Find each line containing the string "display". Copy it.
--- Provided information ---
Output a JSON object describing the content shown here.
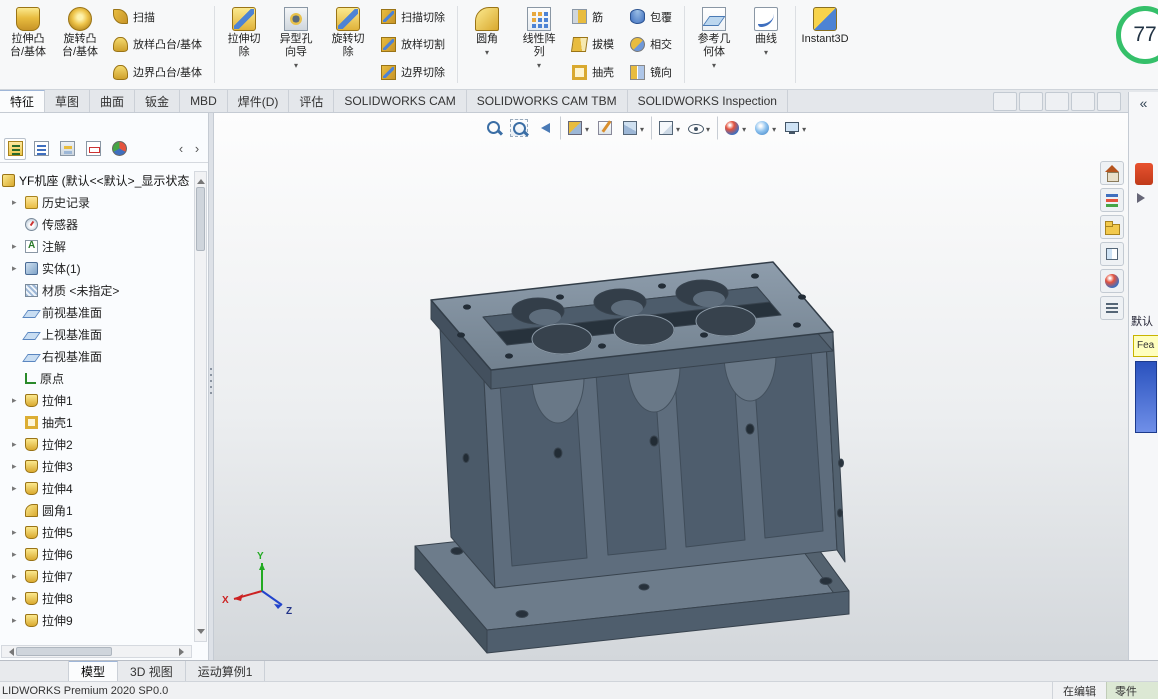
{
  "ribbon_tabs": {
    "items": [
      "特征",
      "草图",
      "曲面",
      "钣金",
      "MBD",
      "焊件(D)",
      "评估",
      "SOLIDWORKS CAM",
      "SOLIDWORKS CAM TBM",
      "SOLIDWORKS Inspection"
    ],
    "active": "特征"
  },
  "ribbon": {
    "extrude_boss": {
      "l1": "拉伸凸",
      "l2": "台/基体"
    },
    "revolve_boss": {
      "l1": "旋转凸",
      "l2": "台/基体"
    },
    "sweep": "扫描",
    "loft_boss": "放样凸台/基体",
    "boundary_boss": "边界凸台/基体",
    "extrude_cut": {
      "l1": "拉伸切",
      "l2": "除"
    },
    "hole_wizard": {
      "l1": "异型孔",
      "l2": "向导"
    },
    "revolve_cut": {
      "l1": "旋转切",
      "l2": "除"
    },
    "sweep_cut": "扫描切除",
    "loft_cut": "放样切割",
    "boundary_cut": "边界切除",
    "fillet": "圆角",
    "linear_pattern": {
      "l1": "线性阵",
      "l2": "列"
    },
    "rib": "筋",
    "draft": "拔模",
    "shell": "抽壳",
    "wrap": "包覆",
    "intersect": "相交",
    "mirror": "镜向",
    "ref_geometry": {
      "l1": "参考几",
      "l2": "何体"
    },
    "curves": "曲线",
    "instant3d": "Instant3D"
  },
  "manager_tabs": {
    "items": [
      {
        "name": "feature-manager"
      },
      {
        "name": "property-manager"
      },
      {
        "name": "configuration-manager"
      },
      {
        "name": "dimxpert-manager"
      },
      {
        "name": "display-manager"
      }
    ]
  },
  "feature_tree": {
    "root": "YF机座 (默认<<默认>_显示状态 :",
    "items": [
      {
        "label": "历史记录",
        "icon": "history",
        "expand": true
      },
      {
        "label": "传感器",
        "icon": "sensors",
        "expand": false
      },
      {
        "label": "注解",
        "icon": "annotations",
        "expand": true
      },
      {
        "label": "实体(1)",
        "icon": "solid-bodies",
        "expand": true
      },
      {
        "label": "材质 <未指定>",
        "icon": "material",
        "expand": false
      },
      {
        "label": "前视基准面",
        "icon": "plane",
        "expand": false
      },
      {
        "label": "上视基准面",
        "icon": "plane",
        "expand": false
      },
      {
        "label": "右视基准面",
        "icon": "plane",
        "expand": false
      },
      {
        "label": "原点",
        "icon": "origin",
        "expand": false
      },
      {
        "label": "拉伸1",
        "icon": "extrude",
        "expand": true
      },
      {
        "label": "抽壳1",
        "icon": "shell",
        "expand": false
      },
      {
        "label": "拉伸2",
        "icon": "extrude",
        "expand": true
      },
      {
        "label": "拉伸3",
        "icon": "extrude",
        "expand": true
      },
      {
        "label": "拉伸4",
        "icon": "extrude",
        "expand": true
      },
      {
        "label": "圆角1",
        "icon": "fillet",
        "expand": false
      },
      {
        "label": "拉伸5",
        "icon": "extrude",
        "expand": true
      },
      {
        "label": "拉伸6",
        "icon": "extrude",
        "expand": true
      },
      {
        "label": "拉伸7",
        "icon": "extrude",
        "expand": true
      },
      {
        "label": "拉伸8",
        "icon": "extrude",
        "expand": true
      },
      {
        "label": "拉伸9",
        "icon": "extrude",
        "expand": true
      }
    ]
  },
  "headsup": {
    "items": [
      {
        "name": "zoom-fit"
      },
      {
        "name": "zoom-area"
      },
      {
        "name": "previous-view"
      },
      {
        "name": "section-view",
        "caret": true
      },
      {
        "name": "annotation-view"
      },
      {
        "name": "view-orientation",
        "caret": true
      },
      {
        "name": "display-style",
        "caret": true
      },
      {
        "name": "hide-show-items",
        "caret": true
      },
      {
        "name": "edit-appearance",
        "caret": true
      },
      {
        "name": "apply-scene",
        "caret": true
      },
      {
        "name": "view-settings",
        "caret": true
      }
    ]
  },
  "taskpane": {
    "items": [
      {
        "name": "home"
      },
      {
        "name": "design-library"
      },
      {
        "name": "file-explorer"
      },
      {
        "name": "view-palette"
      },
      {
        "name": "appearances"
      },
      {
        "name": "custom-properties"
      }
    ],
    "default_label": "默认",
    "fea_label": "Fea"
  },
  "doc_window": {
    "items": [
      {
        "name": "dock-left"
      },
      {
        "name": "dock-right"
      },
      {
        "name": "minimize"
      },
      {
        "name": "restore"
      },
      {
        "name": "close"
      }
    ]
  },
  "doc_nav": {
    "items": [
      {
        "name": "first-tab"
      },
      {
        "name": "prev-tab"
      },
      {
        "name": "next-tab"
      },
      {
        "name": "last-tab"
      }
    ]
  },
  "doc_tabs": {
    "items": [
      "模型",
      "3D 视图",
      "运动算例1"
    ],
    "active": "模型"
  },
  "viewport": {
    "triad": {
      "x": "X",
      "y": "Y",
      "z": "Z"
    }
  },
  "perf": {
    "value": "77"
  },
  "status": {
    "left": "LIDWORKS Premium 2020 SP0.0",
    "editing": "在编辑",
    "doc_type": "零件"
  }
}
---
**Result of the task**
        "name": "display-manager"
        "name": "display-style",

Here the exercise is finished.